** start of WORKING DATA **
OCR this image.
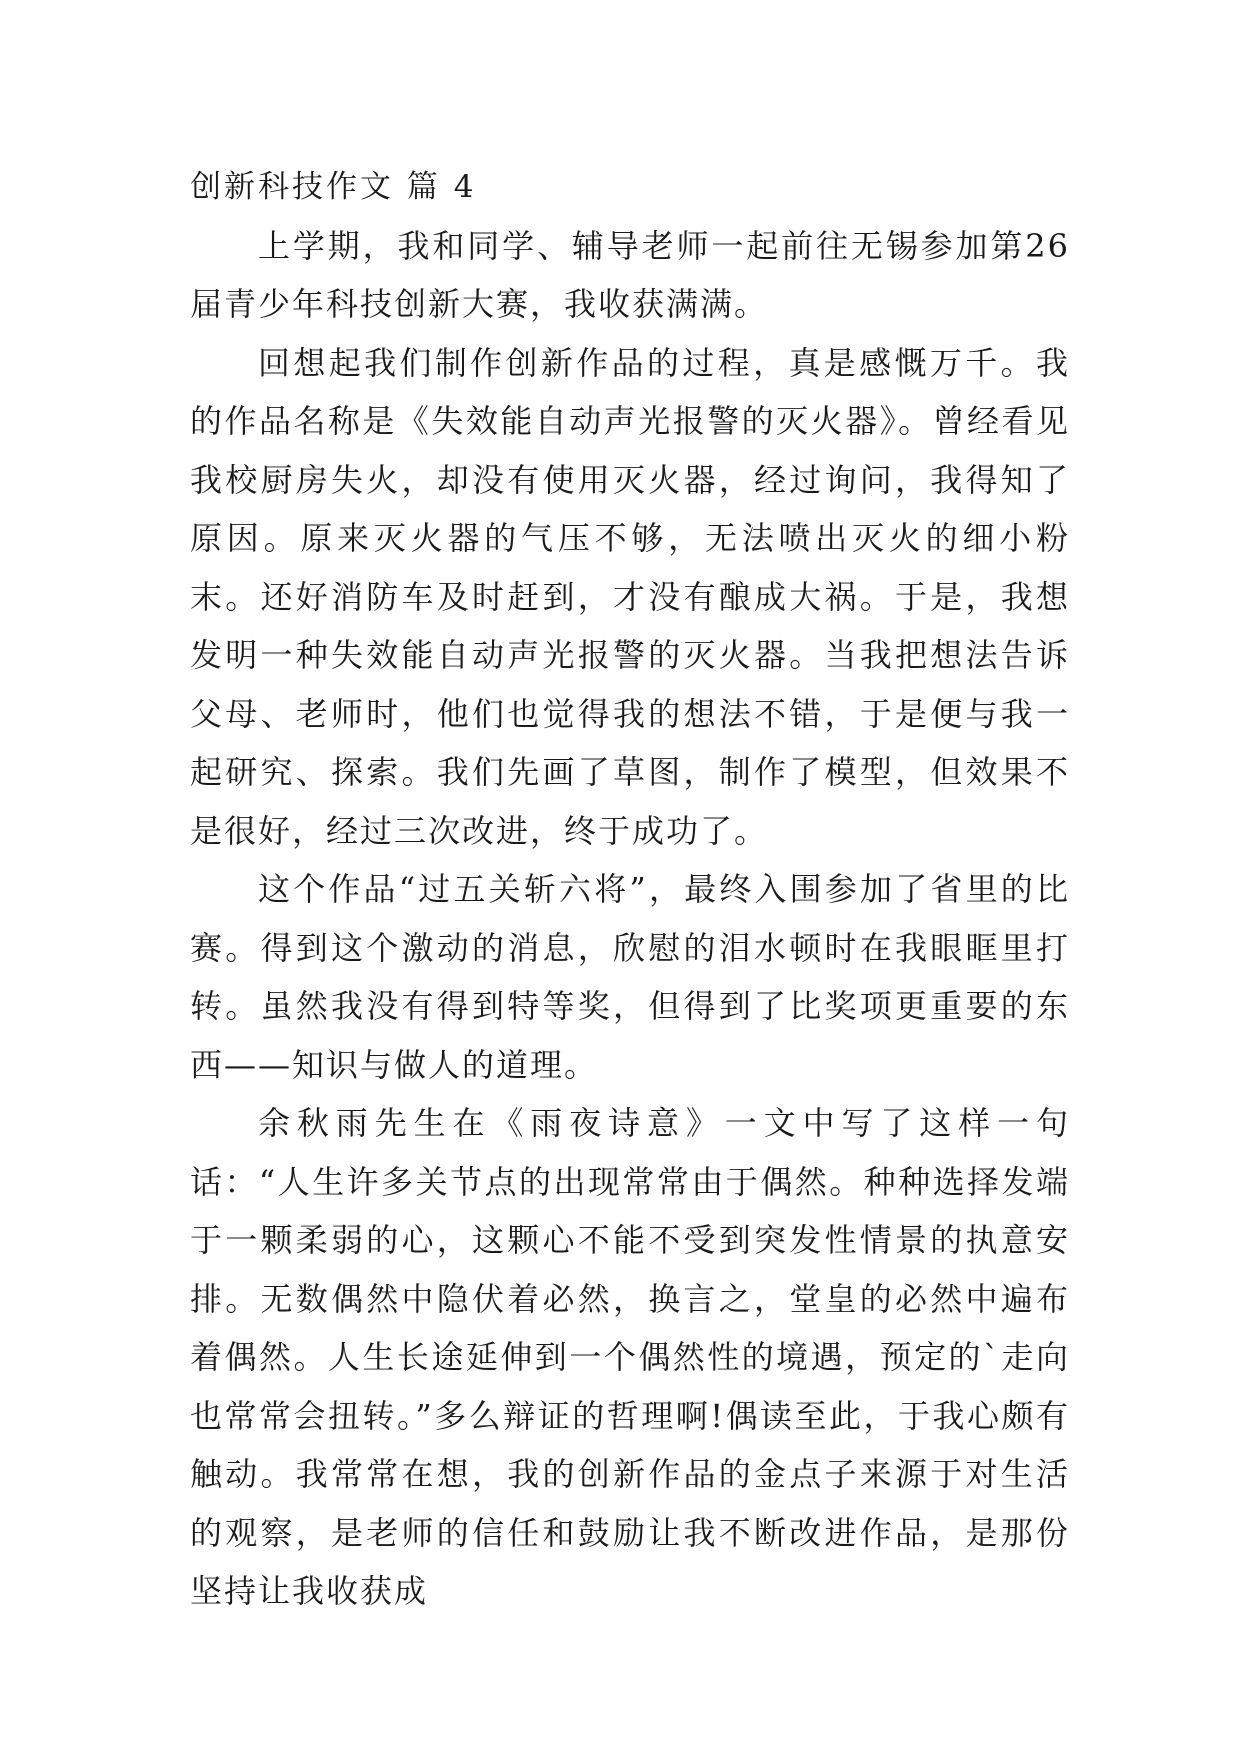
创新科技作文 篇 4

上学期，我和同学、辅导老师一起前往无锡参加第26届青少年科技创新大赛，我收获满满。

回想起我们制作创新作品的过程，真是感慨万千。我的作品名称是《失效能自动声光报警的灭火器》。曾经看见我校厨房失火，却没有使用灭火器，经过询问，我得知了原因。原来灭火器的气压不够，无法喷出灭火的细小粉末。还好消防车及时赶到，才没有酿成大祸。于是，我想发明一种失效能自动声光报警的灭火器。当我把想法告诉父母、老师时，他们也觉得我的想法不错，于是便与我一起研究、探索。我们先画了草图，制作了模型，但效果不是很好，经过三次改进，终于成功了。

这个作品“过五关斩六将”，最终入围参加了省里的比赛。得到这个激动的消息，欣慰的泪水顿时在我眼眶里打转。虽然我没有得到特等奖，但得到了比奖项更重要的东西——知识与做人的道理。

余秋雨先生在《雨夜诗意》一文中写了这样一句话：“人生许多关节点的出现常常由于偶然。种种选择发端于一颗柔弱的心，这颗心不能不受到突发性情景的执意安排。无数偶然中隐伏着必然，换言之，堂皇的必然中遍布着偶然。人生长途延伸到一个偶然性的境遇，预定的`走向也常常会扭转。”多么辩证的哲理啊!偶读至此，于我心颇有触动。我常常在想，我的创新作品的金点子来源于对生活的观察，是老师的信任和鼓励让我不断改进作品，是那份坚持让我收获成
** end of WORKING DATA **
WHAT YOU ARE ASKED TO DO:
The data above should be repeated exactly, minus any pictures.

ANSWER BELOW:
OCR this image.
创新科技作文 篇 4

上学期，我和同学、辅导老师一起前往无锡参加第26届青少年科技创新大赛，我收获满满。

回想起我们制作创新作品的过程，真是感慨万千。我的作品名称是《失效能自动声光报警的灭火器》。曾经看见我校厨房失火，却没有使用灭火器，经过询问，我得知了原因。原来灭火器的气压不够，无法喷出灭火的细小粉末。还好消防车及时赶到，才没有酿成大祸。于是，我想发明一种失效能自动声光报警的灭火器。当我把想法告诉父母、老师时，他们也觉得我的想法不错，于是便与我一起研究、探索。我们先画了草图，制作了模型，但效果不是很好，经过三次改进，终于成功了。

这个作品“过五关斩六将”，最终入围参加了省里的比赛。得到这个激动的消息，欣慰的泪水顿时在我眼眶里打转。虽然我没有得到特等奖，但得到了比奖项更重要的东西——知识与做人的道理。

余秋雨先生在《雨夜诗意》一文中写了这样一句话：“人生许多关节点的出现常常由于偶然。种种选择发端于一颗柔弱的心，这颗心不能不受到突发性情景的执意安排。无数偶然中隐伏着必然，换言之，堂皇的必然中遍布着偶然。人生长途延伸到一个偶然性的境遇，预定的`走向也常常会扭转。”多么辩证的哲理啊!偶读至此，于我心颇有触动。我常常在想，我的创新作品的金点子来源于对生活的观察，是老师的信任和鼓励让我不断改进作品，是那份坚持让我收获成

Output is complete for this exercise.